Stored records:
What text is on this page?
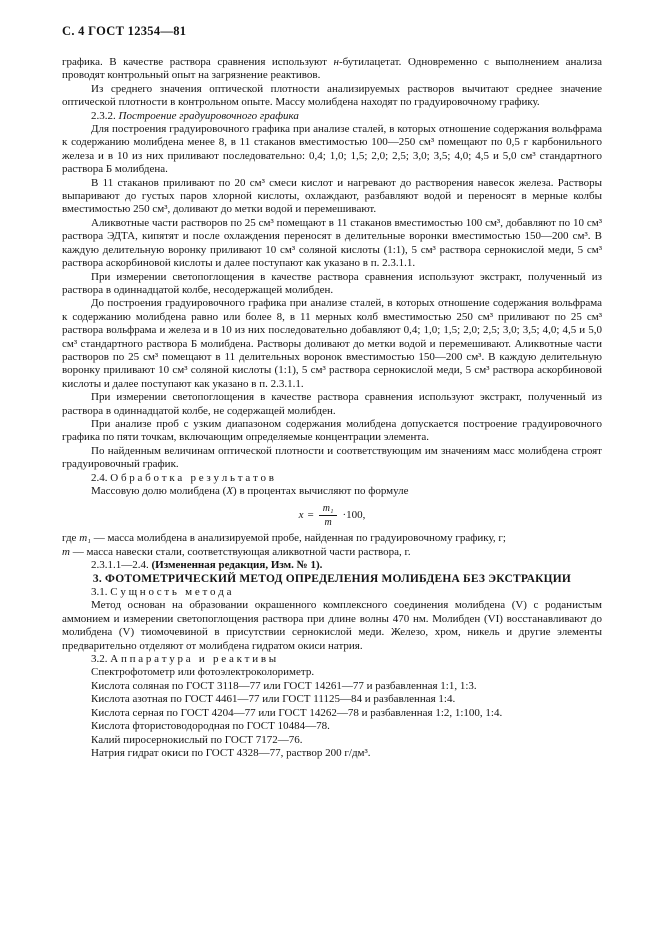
С. 4 ГОСТ 12354—81

графика. В качестве раствора сравнения используют н-бутилацетат. Одновременно с выполнением анализа проводят контрольный опыт на загрязнение реактивов.

Из среднего значения оптической плотности анализируемых растворов вычитают среднее значение оптической плотности в контрольном опыте. Массу молибдена находят по градуировочному графику.

2.3.2. Построение градуировочного графика

Для построения градуировочного графика при анализе сталей, в которых отношение содержания вольфрама к содержанию молибдена менее 8, в 11 стаканов вместимостью 100—250 см³ помещают по 0,5 г карбонильного железа и в 10 из них приливают последовательно: 0,4; 1,0; 1,5; 2,0; 2,5; 3,0; 3,5; 4,0; 4,5 и 5,0 см³ стандартного раствора Б молибдена.

В 11 стаканов приливают по 20 см³ смеси кислот и нагревают до растворения навесок железа. Растворы выпаривают до густых паров хлорной кислоты, охлаждают, разбавляют водой и переносят в мерные колбы вместимостью 250 см³, доливают до метки водой и перемешивают.

Аликвотные части растворов по 25 см³ помещают в 11 стаканов вместимостью 100 см³, добавляют по 10 см³ раствора ЭДТА, кипятят и после охлаждения переносят в делительные воронки вместимостью 150—200 см³. В каждую делительную воронку приливают 10 см³ соляной кислоты (1:1), 5 см³ раствора сернокислой меди, 5 см³ раствора аскорбиновой кислоты и далее поступают как указано в п. 2.3.1.1.

При измерении светопоглощения в качестве раствора сравнения используют экстракт, полученный из раствора в одиннадцатой колбе, несодержащей молибден.

До построения градуировочного графика при анализе сталей, в которых отношение содержания вольфрама к содержанию молибдена равно или более 8, в 11 мерных колб вместимостью 250 см³ приливают по 25 см³ раствора вольфрама и железа и в 10 из них последовательно добавляют 0,4; 1,0; 1,5; 2,0; 2,5; 3,0; 3,5; 4,0; 4,5 и 5,0 см³ стандартного раствора Б молибдена. Растворы доливают до метки водой и перемешивают. Аликвотные части растворов по 25 см³ помещают в 11 делительных воронок вместимостью 150—200 см³. В каждую делительную воронку приливают 10 см³ соляной кислоты (1:1), 5 см³ раствора сернокислой меди, 5 см³ раствора аскорбиновой кислоты и далее поступают как указано в п. 2.3.1.1.

При измерении светопоглощения в качестве раствора сравнения используют экстракт, полученный из раствора в одиннадцатой колбе, не содержащей молибден.

При анализе проб с узким диапазоном содержания молибдена допускается построение градуировочного графика по пяти точкам, включающим определяемые концентрации элемента.

По найденным величинам оптической плотности и соответствующим им значениям масс молибдена строят градуировочный график.

2.4. О б р а б о т к а   р е з у л ь т а т о в

Массовую долю молибдена (X) в процентах вычисляют по формуле

$x = \frac{\text{m₁}}{m} \cdot 100$,

где m₁ — масса молибдена в анализируемой пробе, найденная по градуировочному графику, г;

m — масса навески стали, соответствующая аликвотной части раствора, г.

2.3.1.1—2.4. (Измененная редакция, Изм. № 1).

3. ФОТОМЕТРИЧЕСКИЙ МЕТОД ОПРЕДЕЛЕНИЯ МОЛИБДЕНА БЕЗ ЭКСТРАКЦИИ

3.1. С у щ н о с т ь   м е т о д а

Метод основан на образовании окрашенного комплексного соединения молибдена (V) с роданистым аммонием и измерении светопоглощения раствора при длине волны 470 нм. Молибден (VI) восстанавливают до молибдена (V) тиомочевиной в присутствии сернокислой меди. Железо, хром, никель и другие элементы предварительно отделяют от молибдена гидратом окиси натрия.

3.2. А п п а р а т у р а   и   р е а к т и в ы

Спектрофотометр или фотоэлектроколориметр.

Кислота соляная по ГОСТ 3118—77 или ГОСТ 14261—77 и разбавленная 1:1, 1:3.

Кислота азотная по ГОСТ 4461—77 или ГОСТ 11125—84 и разбавленная 1:4.

Кислота серная по ГОСТ 4204—77 или ГОСТ 14262—78 и разбавленная 1:2, 1:100, 1:4.

Кислота фтористоводородная по ГОСТ 10484—78.

Калий пиросернокислый по ГОСТ 7172—76.

Натрия гидрат окиси по ГОСТ 4328—77, раствор 200 г/дм³.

* _Exercise prompt_: Extract every line from the records above that contains the word "доливают".

* _Response to the task_:
В 11 стаканов приливают по 20 см³ смеси кислот и нагревают до растворения навесок железа. Растворы выпаривают до густых паров хлорной кислоты, охлаждают, разбавляют водой и переносят в мерные колбы вместимостью 250 см³, доливают до метки водой и перемешивают.
До построения градуировочного графика при анализе сталей, в которых отношение содержания вольфрама к содержанию молибдена равно или более 8, в 11 мерных колб вместимостью 250 см³ приливают по 25 см³ раствора вольфрама и железа и в 10 из них последовательно добавляют 0,4; 1,0; 1,5; 2,0; 2,5; 3,0; 3,5; 4,0; 4,5 и 5,0 см³ стандартного раствора Б молибдена. Растворы доливают до метки водой и перемешивают. Аликвотные части растворов по 25 см³ помещают в 11 делительных воронок вместимостью 150—200 см³. В каждую делительную воронку приливают 10 см³ соляной кислоты (1:1), 5 см³ раствора сернокислой меди, 5 см³ раствора аскорбиновой кислоты и далее поступают как указано в п. 2.3.1.1.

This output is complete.